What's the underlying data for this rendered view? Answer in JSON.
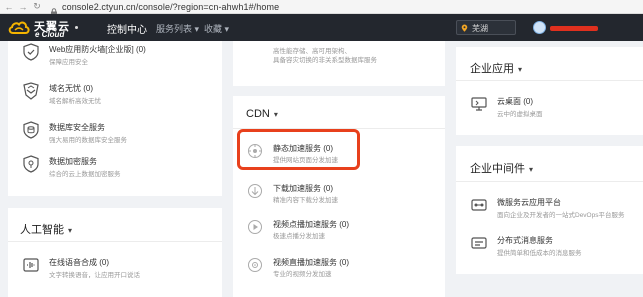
{
  "browser": {
    "url": "console2.ctyun.cn/console/?region=cn-ahwh1#/home"
  },
  "topnav": {
    "logo_name": "天翼云",
    "logo_sub": "e Cloud",
    "console": "控制中心",
    "services": "服务列表 ▾",
    "favorites": "收藏 ▾",
    "region": "芜湖"
  },
  "left": {
    "items": [
      {
        "title": "Web应用防火墙[企业版] (0)",
        "desc": "保障应用安全",
        "icon": "shield-check-icon"
      },
      {
        "title": "域名无忧 (0)",
        "desc": "域名解析高效无忧",
        "icon": "shield-globe-icon"
      },
      {
        "title": "数据库安全服务",
        "desc": "强大易用的数据库安全服务",
        "icon": "shield-db-icon"
      },
      {
        "title": "数据加密服务",
        "desc": "综合的云上数据加密服务",
        "icon": "shield-key-icon"
      }
    ],
    "ai_section": "人工智能",
    "ai_items": [
      {
        "title": "在线语音合成 (0)",
        "desc": "文字转换语音，让应用开口说话",
        "icon": "voice-icon"
      }
    ]
  },
  "middle": {
    "top_desc_1": "高性能存储、高可用架构、",
    "top_desc_2": "具备容灾切换的非关系型数据库服务",
    "cdn_section": "CDN",
    "cdn_items": [
      {
        "title": "静态加速服务 (0)",
        "desc": "提供网站页面分发加速",
        "icon": "cdn-static-icon"
      },
      {
        "title": "下载加速服务 (0)",
        "desc": "精准内容下载分发加速",
        "icon": "cdn-download-icon"
      },
      {
        "title": "视频点播加速服务 (0)",
        "desc": "极速点播分发加速",
        "icon": "cdn-vod-icon"
      },
      {
        "title": "视频直播加速服务 (0)",
        "desc": "专业的视频分发加速",
        "icon": "cdn-live-icon"
      }
    ]
  },
  "right": {
    "app_section": "企业应用",
    "app_items": [
      {
        "title": "云桌面 (0)",
        "desc": "云中的虚拟桌面",
        "icon": "desktop-icon"
      }
    ],
    "mw_section": "企业中间件",
    "mw_items": [
      {
        "title": "微服务云应用平台",
        "desc": "面向企业及开发者的一站式DevOps平台服务",
        "icon": "microservice-icon"
      },
      {
        "title": "分布式消息服务",
        "desc": "提供简单和低成本的消息服务",
        "icon": "message-icon"
      }
    ]
  }
}
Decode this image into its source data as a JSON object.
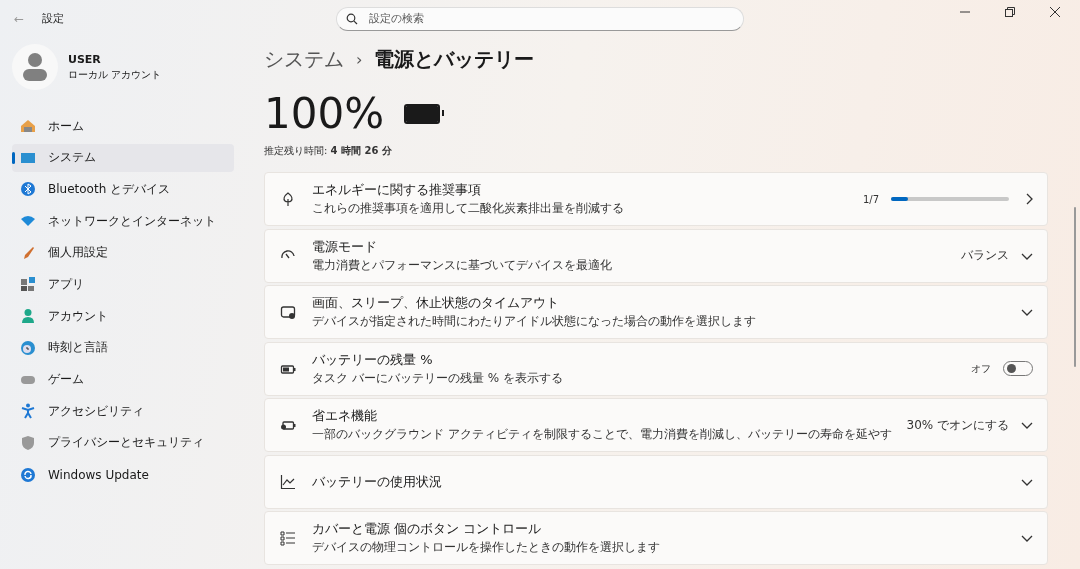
{
  "window": {
    "back": "←",
    "title": "設定"
  },
  "search": {
    "placeholder": "設定の検索"
  },
  "user": {
    "name": "USER",
    "account": "ローカル アカウント"
  },
  "sidebar": {
    "items": [
      {
        "label": "ホーム",
        "selected": false
      },
      {
        "label": "システム",
        "selected": true
      },
      {
        "label": "Bluetooth とデバイス",
        "selected": false
      },
      {
        "label": "ネットワークとインターネット",
        "selected": false
      },
      {
        "label": "個人用設定",
        "selected": false
      },
      {
        "label": "アプリ",
        "selected": false
      },
      {
        "label": "アカウント",
        "selected": false
      },
      {
        "label": "時刻と言語",
        "selected": false
      },
      {
        "label": "ゲーム",
        "selected": false
      },
      {
        "label": "アクセシビリティ",
        "selected": false
      },
      {
        "label": "プライバシーとセキュリティ",
        "selected": false
      },
      {
        "label": "Windows Update",
        "selected": false
      }
    ]
  },
  "breadcrumb": {
    "parent": "システム",
    "separator": "›",
    "current": "電源とバッテリー"
  },
  "battery": {
    "percent": "100%",
    "level": 1,
    "estimate": "推定残り時間: **4 時間 26 分**"
  },
  "cards": [
    {
      "kind": "progress",
      "title": "エネルギーに関する推奨事項",
      "subtitle": "これらの推奨事項を適用して二酸化炭素排出量を削減する",
      "value": "1/7",
      "level": 0.14
    },
    {
      "kind": "dropdown",
      "title": "電源モード",
      "subtitle": "電力消費とパフォーマンスに基づいてデバイスを最適化",
      "value": "バランス"
    },
    {
      "kind": "expand",
      "title": "画面、スリープ、休止状態のタイムアウト",
      "subtitle": "デバイスが指定された時間にわたりアイドル状態になった場合の動作を選択します"
    },
    {
      "kind": "toggle",
      "title": "バッテリーの残量 %",
      "subtitle": "タスク バーにバッテリーの残量 % を表示する",
      "value": "オフ",
      "on": false
    },
    {
      "kind": "dropdown",
      "title": "省エネ機能",
      "subtitle": "一部のバックグラウンド アクティビティを制限することで、電力消費を削減し、バッテリーの寿命を延やす",
      "value": "30% でオンにする"
    },
    {
      "kind": "expand",
      "title": "バッテリーの使用状況"
    },
    {
      "kind": "expand",
      "title": "カバーと電源 個のボタン コントロール",
      "subtitle": "デバイスの物理コントロールを操作したときの動作を選択します"
    }
  ]
}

----

Exercise =>
Copy out every line from the material above in which the word "region" appears.

Expected answer =>
    "url": "console2.ctyun.cn/console/?region=cn-ahwh1#/home"
    "region": "芜湖"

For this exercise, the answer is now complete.